▶ **DOKUMEN SUMBER**
Adalah Kepala biara Gereja
Cluny, Petrus Agung atau Peter The Venerable asal Prancis, menurut el-Hurr
dalam tulisannya yang berjudul "Barat dan Alquran: Antara Ilmu dan
Tendensi", yang pertama kali menerjemahkan Alquran secara tertulis pada
1143 M.
Dibantu seorang teolog abad
pertengahan berkebangsaan Inggris, Robertus Ketenensis atau juga dikenal dengan
nama Robert dari Ketton, dan Hermannus Dalmatin atau juga dikenal dengan nama
Herman dari Carinthia, Petrus Agung kemudian menerjemahkan teks Alquran ke
dalam bahasa Latin yang diberi judul 'Lex Mahumet Pseudoprophete'.
Menurut el-Hurr, Petrus
Agung menerjemahkan Alquran untuk mendapatkan pengetahuan tentang kitab suci
umat Islam yang pada zamannya menjadi agama yang berkembang pesat di Andalusia,
Spanyol.

▶ **LATIHAN TERTULIS 1**
Berdasarkan dokumen sumber, apa alasan Petrus Agung menerjemahkan Alquran? Jawablah dalam satu hingga tiga kalimat.
▶ **LATIHAN TERTULIS 2**
Kutiplah secara persis bagian dokumen sumber mulai dari "Dibantu seorang teolog" sampai dengan "judul 'Lex Mahumet Pseudoprophete'.".

Entri Tersimpan:
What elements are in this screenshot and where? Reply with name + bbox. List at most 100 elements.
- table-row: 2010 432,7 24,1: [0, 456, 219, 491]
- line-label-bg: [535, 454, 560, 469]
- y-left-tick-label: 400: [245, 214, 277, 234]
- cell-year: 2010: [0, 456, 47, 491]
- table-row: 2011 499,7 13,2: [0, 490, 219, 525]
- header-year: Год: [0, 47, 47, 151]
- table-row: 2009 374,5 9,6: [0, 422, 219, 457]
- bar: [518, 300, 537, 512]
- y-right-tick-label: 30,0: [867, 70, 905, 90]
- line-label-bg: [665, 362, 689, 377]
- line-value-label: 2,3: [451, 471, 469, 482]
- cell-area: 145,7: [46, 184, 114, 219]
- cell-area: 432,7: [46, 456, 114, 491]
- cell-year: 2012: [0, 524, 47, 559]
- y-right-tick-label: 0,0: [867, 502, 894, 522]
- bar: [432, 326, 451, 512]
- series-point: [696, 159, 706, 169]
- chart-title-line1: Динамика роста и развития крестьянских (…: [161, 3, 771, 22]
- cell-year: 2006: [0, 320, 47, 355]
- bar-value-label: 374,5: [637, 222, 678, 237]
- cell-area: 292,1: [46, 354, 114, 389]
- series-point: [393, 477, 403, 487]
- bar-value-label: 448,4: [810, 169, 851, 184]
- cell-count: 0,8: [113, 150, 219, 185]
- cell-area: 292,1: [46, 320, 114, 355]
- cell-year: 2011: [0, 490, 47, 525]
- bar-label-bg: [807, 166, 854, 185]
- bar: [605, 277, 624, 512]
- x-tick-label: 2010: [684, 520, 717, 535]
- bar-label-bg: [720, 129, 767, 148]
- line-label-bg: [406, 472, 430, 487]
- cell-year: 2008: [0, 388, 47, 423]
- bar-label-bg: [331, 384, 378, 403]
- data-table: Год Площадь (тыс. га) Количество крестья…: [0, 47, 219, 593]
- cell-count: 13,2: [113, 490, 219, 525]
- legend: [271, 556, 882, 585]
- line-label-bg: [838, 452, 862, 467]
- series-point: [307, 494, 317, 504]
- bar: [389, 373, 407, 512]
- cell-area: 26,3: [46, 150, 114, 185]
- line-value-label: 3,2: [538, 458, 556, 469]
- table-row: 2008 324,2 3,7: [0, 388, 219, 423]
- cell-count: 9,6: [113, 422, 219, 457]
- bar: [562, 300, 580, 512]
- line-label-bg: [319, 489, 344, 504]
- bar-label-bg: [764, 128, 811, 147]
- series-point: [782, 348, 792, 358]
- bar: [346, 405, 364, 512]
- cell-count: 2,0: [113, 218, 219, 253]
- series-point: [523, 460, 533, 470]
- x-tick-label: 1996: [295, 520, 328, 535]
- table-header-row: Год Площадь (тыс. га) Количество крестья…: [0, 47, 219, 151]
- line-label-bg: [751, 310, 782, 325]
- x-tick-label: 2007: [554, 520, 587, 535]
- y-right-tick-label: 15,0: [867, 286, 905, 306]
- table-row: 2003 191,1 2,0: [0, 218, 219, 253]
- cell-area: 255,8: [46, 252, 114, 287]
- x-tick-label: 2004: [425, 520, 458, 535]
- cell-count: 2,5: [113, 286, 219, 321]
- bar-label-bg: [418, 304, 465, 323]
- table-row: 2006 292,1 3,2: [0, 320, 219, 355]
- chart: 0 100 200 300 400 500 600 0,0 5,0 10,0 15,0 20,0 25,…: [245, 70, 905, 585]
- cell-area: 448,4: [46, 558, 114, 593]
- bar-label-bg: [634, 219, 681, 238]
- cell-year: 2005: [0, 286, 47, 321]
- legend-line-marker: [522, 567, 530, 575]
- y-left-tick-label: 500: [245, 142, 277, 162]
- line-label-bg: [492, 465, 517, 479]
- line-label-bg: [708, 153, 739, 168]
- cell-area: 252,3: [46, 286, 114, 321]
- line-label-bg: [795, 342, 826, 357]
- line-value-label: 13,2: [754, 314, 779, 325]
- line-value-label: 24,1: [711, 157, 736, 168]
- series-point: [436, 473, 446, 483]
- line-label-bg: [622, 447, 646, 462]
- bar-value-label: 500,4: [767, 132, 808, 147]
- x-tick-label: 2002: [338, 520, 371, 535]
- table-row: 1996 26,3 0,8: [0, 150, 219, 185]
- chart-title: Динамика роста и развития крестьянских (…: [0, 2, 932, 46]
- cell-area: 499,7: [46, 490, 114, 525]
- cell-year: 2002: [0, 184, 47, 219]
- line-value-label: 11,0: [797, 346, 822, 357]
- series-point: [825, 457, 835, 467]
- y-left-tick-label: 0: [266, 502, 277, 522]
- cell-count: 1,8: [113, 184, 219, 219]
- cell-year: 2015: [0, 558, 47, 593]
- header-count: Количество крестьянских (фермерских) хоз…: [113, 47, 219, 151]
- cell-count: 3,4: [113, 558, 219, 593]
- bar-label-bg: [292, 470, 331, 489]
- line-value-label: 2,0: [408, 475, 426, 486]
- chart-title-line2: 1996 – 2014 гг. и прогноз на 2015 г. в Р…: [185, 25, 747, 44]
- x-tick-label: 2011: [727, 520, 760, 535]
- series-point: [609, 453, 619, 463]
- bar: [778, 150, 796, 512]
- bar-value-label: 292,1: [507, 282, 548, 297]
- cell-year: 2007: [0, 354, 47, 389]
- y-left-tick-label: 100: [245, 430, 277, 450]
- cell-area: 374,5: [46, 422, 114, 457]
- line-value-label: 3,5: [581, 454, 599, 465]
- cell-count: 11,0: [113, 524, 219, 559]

▶ **KELUARAN LENGKAP 1**
Menurut el-Hurr, Petrus Agung menerjemahkan Alquran untuk memperoleh pengetahuan tentang kitab suci umat Islam. Pada zamannya, Islam merupakan agama yang berkembang pesat di Andalusia, Spanyol.

▶ **KELUARAN LENGKAP 2**
Dibantu seorang teolog abad
pertengahan berkebangsaan Inggris, Robertus Ketenensis atau juga dikenal dengan
nama Robert dari Ketton, dan Hermannus Dalmatin atau juga dikenal dengan nama
Herman dari Carinthia, Petrus Agung kemudian menerjemahkan teks Alquran ke
dalam bahasa Latin yang diberi judul 'Lex Mahumet Pseudoprophete'.